[TASK DETAILS]: Report the number of lines that hold the string "this". Leave out any other text.

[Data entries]
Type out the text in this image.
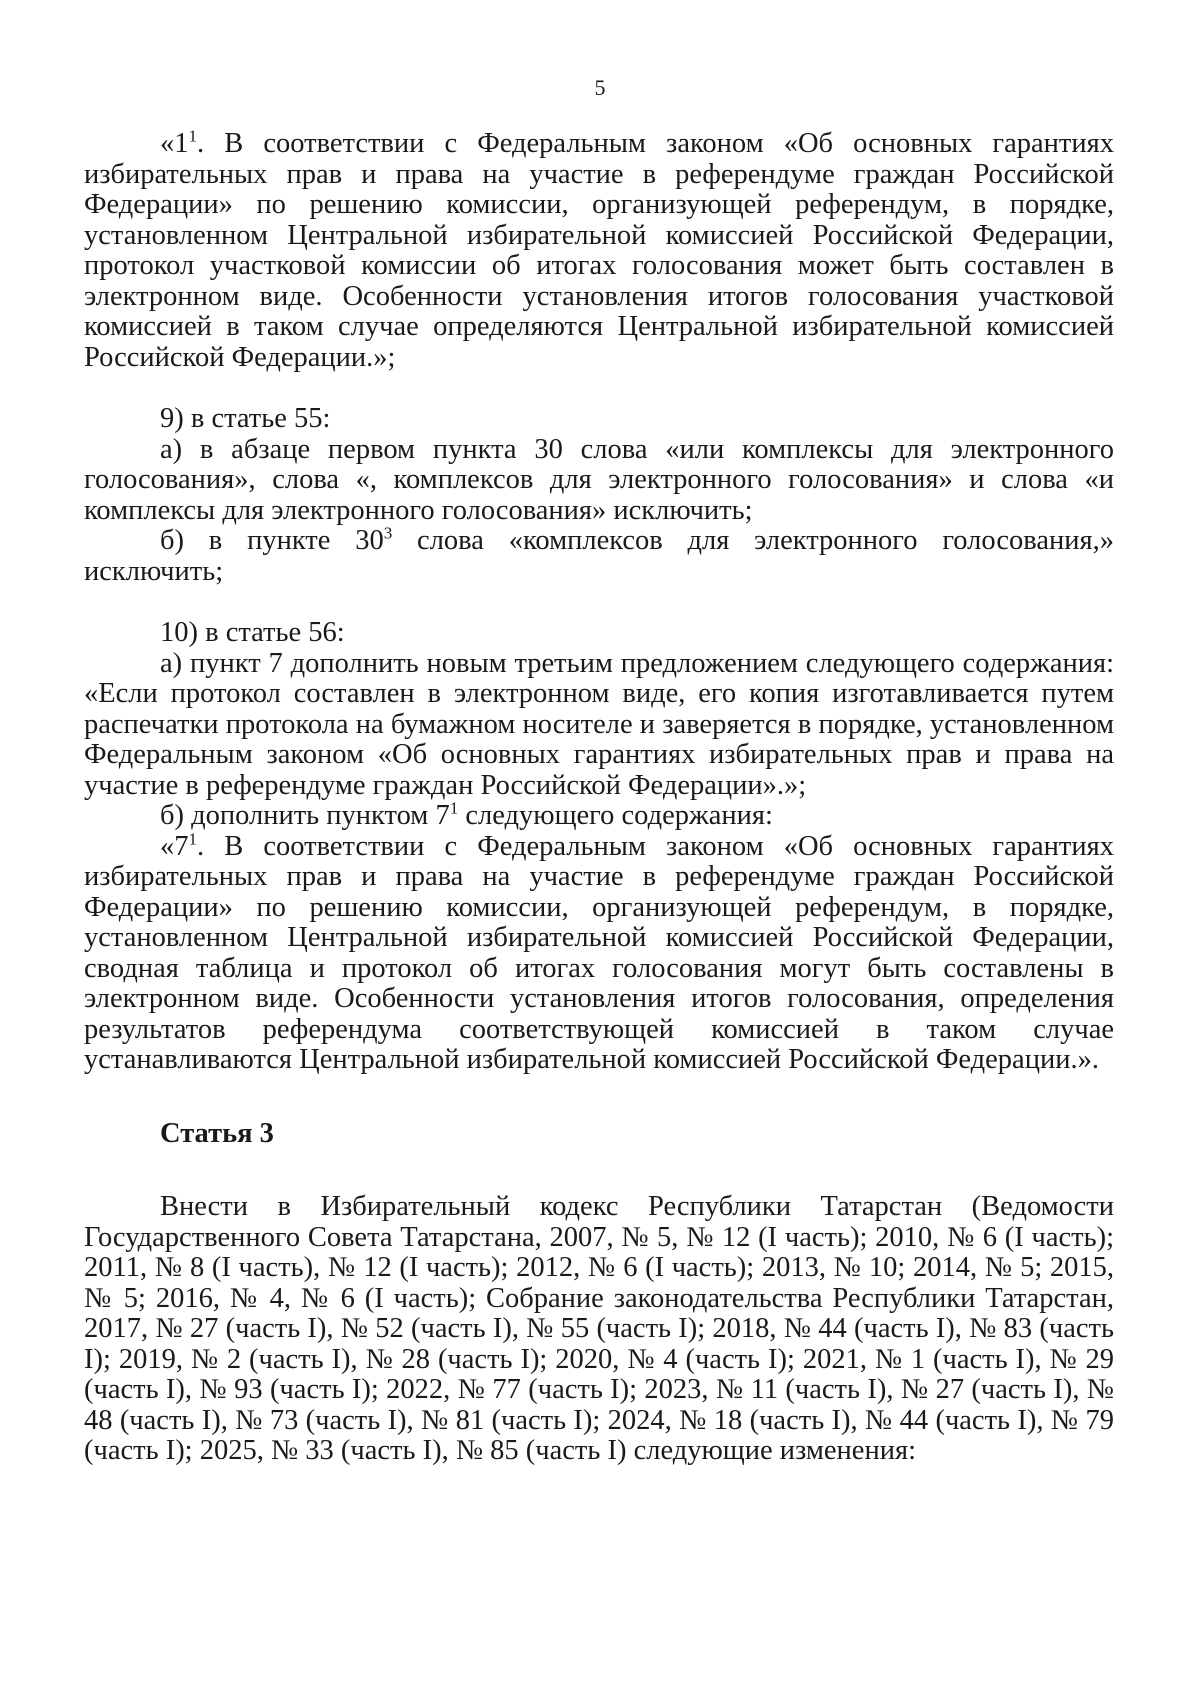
5

«$1^1$. В соответствии с Федеральным законом «Об основных гарантиях избирательных прав и права на участие в референдуме граждан Российской Федерации» по решению комиссии, организующей референдум, в порядке, установленном Центральной избирательной комиссией Российской Федерации, протокол участковой комиссии об итогах голосования может быть составлен в электронном виде. Особенности установления итогов голосования участковой комиссией в таком случае определяются Центральной избирательной комиссией Российской Федерации.»;

9) в статье 55:

а) в абзаце первом пункта 30 слова «или комплексы для электронного голосования», слова «, комплексов для электронного голосования» и слова «и комплексы для электронного голосования» исключить;

б) в пункте $30^3$ слова «комплексов для электронного голосования,» исключить;

10) в статье 56:

а) пункт 7 дополнить новым третьим предложением следующего содержания: «Если протокол составлен в электронном виде, его копия изготавливается путем распечатки протокола на бумажном носителе и заверяется в порядке, установленном Федеральным законом «Об основных гарантиях избирательных прав и права на участие в референдуме граждан Российской Федерации».»;

б) дополнить пунктом $7^1$ следующего содержания:

«$7^1$. В соответствии с Федеральным законом «Об основных гарантиях избирательных прав и права на участие в референдуме граждан Российской Федерации» по решению комиссии, организующей референдум, в порядке, установленном Центральной избирательной комиссией Российской Федерации, сводная таблица и протокол об итогах голосования могут быть составлены в электронном виде. Особенности установления итогов голосования, определения результатов референдума соответствующей комиссией в таком случае устанавливаются Центральной избирательной комиссией Российской Федерации.».

Статья 3

Внести в Избирательный кодекс Республики Татарстан (Ведомости Государственного Совета Татарстана, 2007, № 5, № 12 (I часть); 2010, № 6 (I часть); 2011, № 8 (I часть), № 12 (I часть); 2012, № 6 (I часть); 2013, № 10; 2014, № 5; 2015, № 5; 2016, № 4, № 6 (I часть); Собрание законодательства Республики Татарстан, 2017, № 27 (часть I), № 52 (часть I), № 55 (часть I); 2018, № 44 (часть I), № 83 (часть I); 2019, № 2 (часть I), № 28 (часть I); 2020, № 4 (часть I); 2021, № 1 (часть I), № 29 (часть I), № 93 (часть I); 2022, № 77 (часть I); 2023, № 11 (часть I), № 27 (часть I), № 48 (часть I), № 73 (часть I), № 81 (часть I); 2024, № 18 (часть I), № 44 (часть I), № 79 (часть I); 2025, № 33 (часть I), № 85 (часть I) следующие изменения:
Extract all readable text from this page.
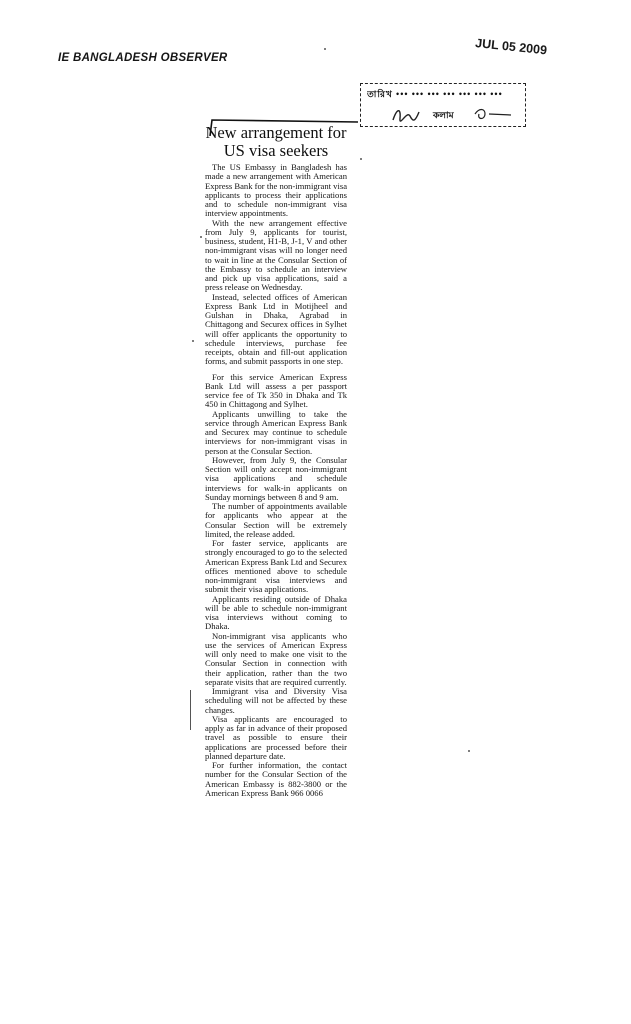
IE BANGLADESH OBSERVER
JUL 05 2009
তারিখ ••• ••• ••• ••• ••• ••• •••
কলাম
New arrangement for US visa seekers

The US Embassy in Bangladesh has made a new arrangement with American Express Bank for the non-immigrant visa applicants to process their applications and to schedule non-immigrant visa interview appointments.

With the new arrangement effective from July 9, applicants for tourist, business, student, H1-B, J-1, V and other non-immigrant visas will no longer need to wait in line at the Consular Section of the Embassy to schedule an interview and pick up visa applications, said a press release on Wednesday.

Instead, selected offices of American Express Bank Ltd in Motijheel and Gulshan in Dhaka, Agrabad in Chittagong and Securex offices in Sylhet will offer applicants the opportunity to schedule interviews, purchase fee receipts, obtain and fill-out application forms, and submit passports in one step.

For this service American Express Bank Ltd will assess a per passport service fee of Tk 350 in Dhaka and Tk 450 in Chittagong and Sylhet.

Applicants unwilling to take the service through American Express Bank and Securex may continue to schedule interviews for non-immigrant visas in person at the Consular Section.

However, from July 9, the Consular Section will only accept non-immigrant visa applications and schedule interviews for walk-in applicants on Sunday mornings between 8 and 9 am.

The number of appointments available for applicants who appear at the Consular Section will be extremely limited, the release added.

For faster service, applicants are strongly encouraged to go to the selected American Express Bank Ltd and Securex offices mentioned above to schedule non-immigrant visa interviews and submit their visa applications.

Applicants residing outside of Dhaka will be able to schedule non-immigrant visa interviews without coming to Dhaka.

Non-immigrant visa applicants who use the services of American Express will only need to make one visit to the Consular Section in connection with their application, rather than the two separate visits that are required currently.

Immigrant visa and Diversity Visa scheduling will not be affected by these changes.

Visa applicants are encouraged to apply as far in advance of their proposed travel as possible to ensure their applications are processed before their planned departure date.

For further information, the contact number for the Consular Section of the American Embassy is 882-3800 or the American Express Bank 966 0066
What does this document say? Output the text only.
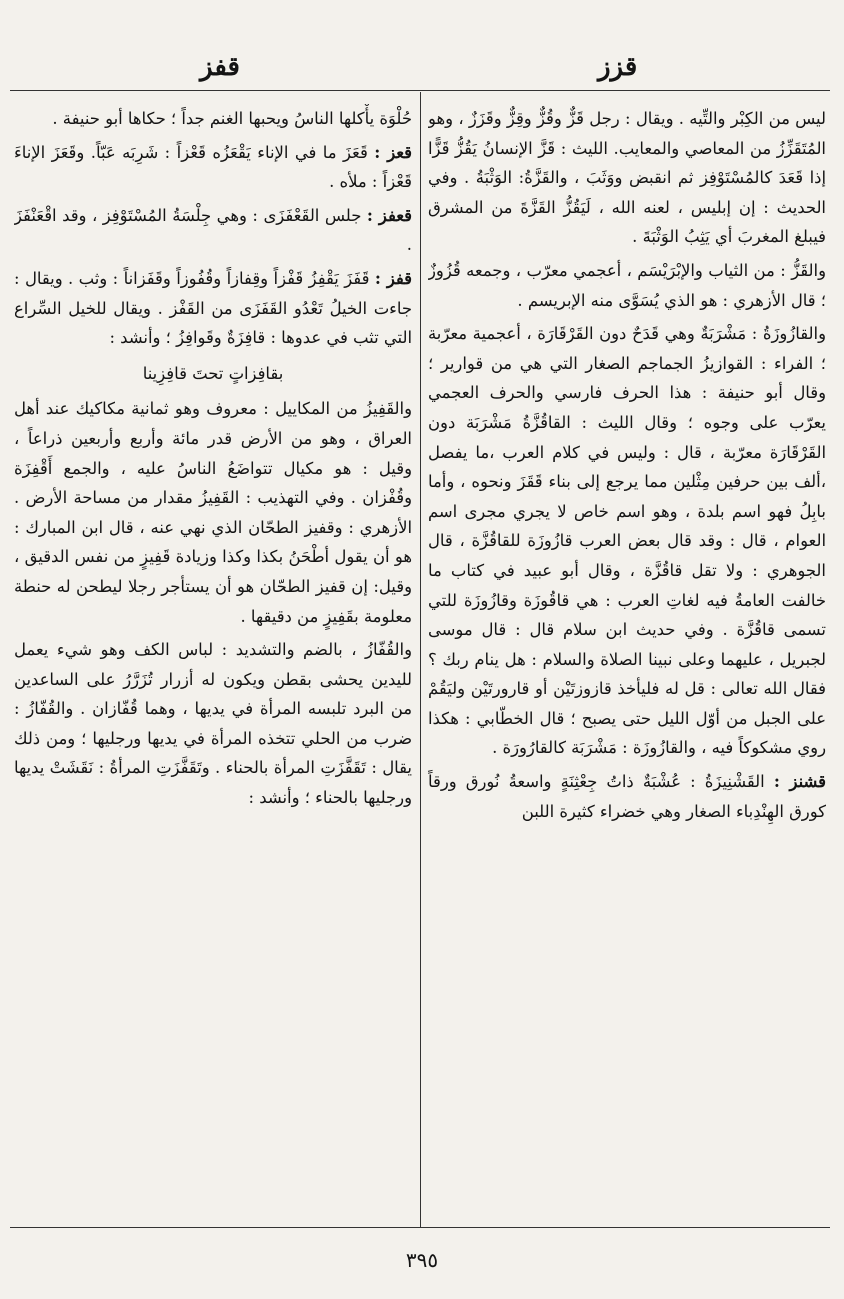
قفز	قزز

ليس من الكِبْر والتِّيه . ويقال : رجل قَزٌّ وقُزٌّ وقِزٌّ وقَزَزٌ ، وهو المُتَقَزِّزُ من المعاصي والمعايب. الليث : قَزَّ الإنسانُ يَقُزُّ قَزًّا إذا قَعَدَ كالمُسْتَوْفِز ثم انقبض ووَثَبَ ، والقَزَّةُ: الوَثْبَةُ . وفي الحديث : إن إبليس ، لعنه الله ، لَيَقُزُّ القَزَّةَ من المشرق فيبلغ المغربَ أي يَثِبُ الوَثْبَةَ .

والقَزُّ : من الثياب والإبْرَيْسَم ، أعجمي معرّب ، وجمعه قُزُوزٌ ؛ قال الأزهري : هو الذي يُسَوَّى منه الإبريسم .

والقازُوزَةُ : مَشْرَبَةٌ وهي قَدَحٌ دون القَرْقَارَة ، أعجمية معرّبة ؛ الفراء : القوازيزُ الجماجم الصغار التي هي من قوارير ؛ وقال أبو حنيفة : هذا الحرف فارسي والحرف العجمي يعرّب على وجوه ؛ وقال الليث : القاقُزَّةُ مَشْرَبَة دون القَرْقَارَة معرّبة ، قال : وليس في كلام العرب ،ما يفصل ،ألف بين حرفين مِثْلين مما يرجع إلى بناء قَقَزَ ونحوه ، وأما بابِلُ فهو اسم بلدة ، وهو اسم خاص لا يجري مجرى اسم العوام ، قال : وقد قال بعض العرب قازُوزَة للقاقُزَّة ، قال الجوهري : ولا تقل قاقُزَّة ، وقال أبو عبيد في كتاب ما خالفت العامةُ فيه لغاتِ العرب : هي قاقُوزَة وقازُوزَة للتي تسمى قاقُزَّة . وفي حديث ابن سلام قال : قال موسى لجبريل ، عليهما وعلى نبينا الصلاة والسلام : هل ينام ربك ؟ فقال الله تعالى : قل له فليأخذ قازوزتَيْن أو قارورتَيْن وليَقُمْ على الجبل من أوّل الليل حتى يصبح ؛ قال الخطّابي : هكذا روي مشكوكاً فيه ، والقازُوزَة : مَشْرَبَة كالقارُورَة .

قشنز : القَشْنِيزَةُ : عُشْبَةٌ ذاتُ جِعْثِنَةٍ واسعةُ نُورق ورقاً كورق الهِنْدِباء الصغار وهي خضراء كثيرة اللبن

حُلْوَة يأْكلها الناسُ ويحبها الغنم جداً ؛ حكاها أبو حنيفة .

قعز : قَعَزَ ما في الإناء يَقْعَزُه قَعْزاً : شَرِبَه عَبّاً. وقَعَزَ الإناءَ قَعْزاً : ملأه .

قعفز : جلس القَعْفَزَى : وهي جِلْسَةُ المُسْتَوْفِز ، وقد اقْعَنْفَزَ .

قفز : قَفَزَ يَقْفِزُ قَفْزاً وقِفازاً وقُفُوزاً وقَفَزاناً : وثب . ويقال : جاءت الخيلُ تَعْدُو القَفَزَى من القَفْز . ويقال للخيل السِّراع التي تثب في عدوها : قافِزَةٌ وقَوافِزُ ؛ وأنشد :

بقافِزاتٍ تحتَ قافِزِينا

والقَفِيزُ من المكاييل : معروف وهو ثمانية مكاكيك عند أهل العراق ، وهو من الأرض قدر مائة وأربع وأربعين ذراعاً ، وقيل : هو مكيال تتواضَعُ الناسُ عليه ، والجمع أَقْفِزَة وقُفْزان . وفي التهذيب : القَفِيزُ مقدار من مساحة الأرض . الأزهري : وقفيز الطحّان الذي نهي عنه ، قال ابن المبارك : هو أن يقول أطْحَنُ بكذا وكذا وزيادة قَفِيزٍ من نفس الدقيق ، وقيل: إن قفيز الطحّان هو أن يستأجر رجلا ليطحن له حنطة معلومة بقَفِيزٍ من دقيقها .

والقُفّازُ ، بالضم والتشديد : لباس الكف وهو شيء يعمل لليدين يحشى بقطن ويكون له أزرار تُزَرَّرُ على الساعدين من البرد تلبسه المرأة في يديها ، وهما قُفّازان . والقُفّازُ : ضرب من الحلي تتخذه المرأة في يديها ورجليها ؛ ومن ذلك يقال : تَقَفَّزَتِ المرأة بالحناء . وتَقَفَّزَتِ المرأةُ : نَقَشَتْ يديها ورجليها بالحناء ؛ وأنشد :

٣٩٥
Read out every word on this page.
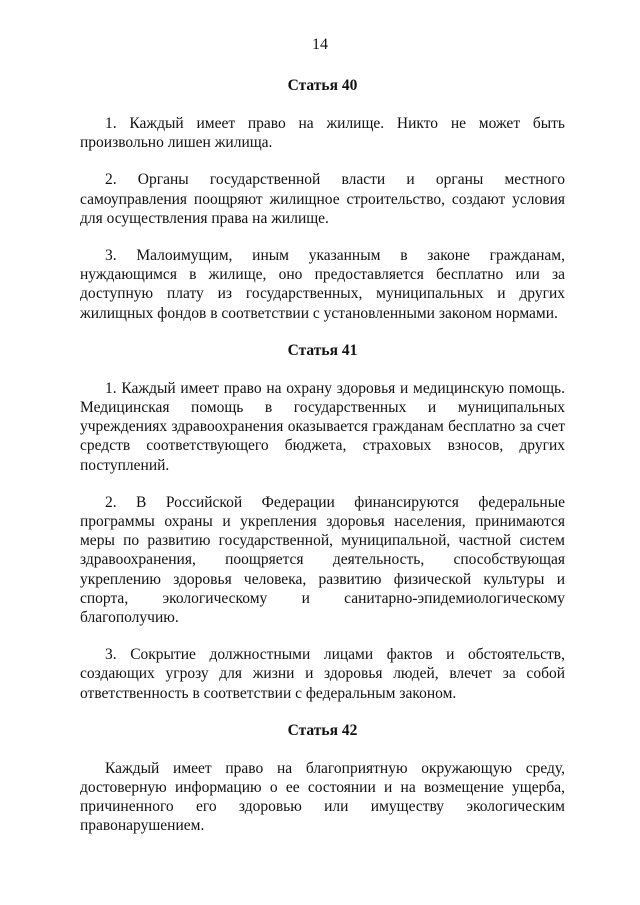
14
Статья 40

1. Каждый имеет право на жилище. Никто не может быть произвольно лишен жилища.

2. Органы государственной власти и органы местного самоуправления поощряют жилищное строительство, создают условия для осуществления права на жилище.

3. Малоимущим, иным указанным в законе гражданам, нуждающимся в жилище, оно предоставляется бесплатно или за доступную плату из государственных, муниципальных и других жилищных фондов в соответствии с установленными законом нормами.

Статья 41

1. Каждый имеет право на охрану здоровья и медицинскую помощь. Медицинская помощь в государственных и муниципальных учреждениях здравоохранения оказывается гражданам бесплатно за счет средств соответствующего бюджета, страховых взносов, других поступлений.

2. В Российской Федерации финансируются федеральные программы охраны и укрепления здоровья населения, принимаются меры по развитию государственной, муниципальной, частной систем здравоохранения, поощряется деятельность, способствующая укреплению здоровья человека, развитию физической культуры и спорта, экологическому и санитарно-эпидемиологическому благополучию.

3. Сокрытие должностными лицами фактов и обстоятельств, создающих угрозу для жизни и здоровья людей, влечет за собой ответственность в соответствии с федеральным законом.

Статья 42

Каждый имеет право на благоприятную окружающую среду, достоверную информацию о ее состоянии и на возмещение ущерба, причиненного его здоровью или имуществу экологическим правонарушением.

[ANSWER BELOW]: 5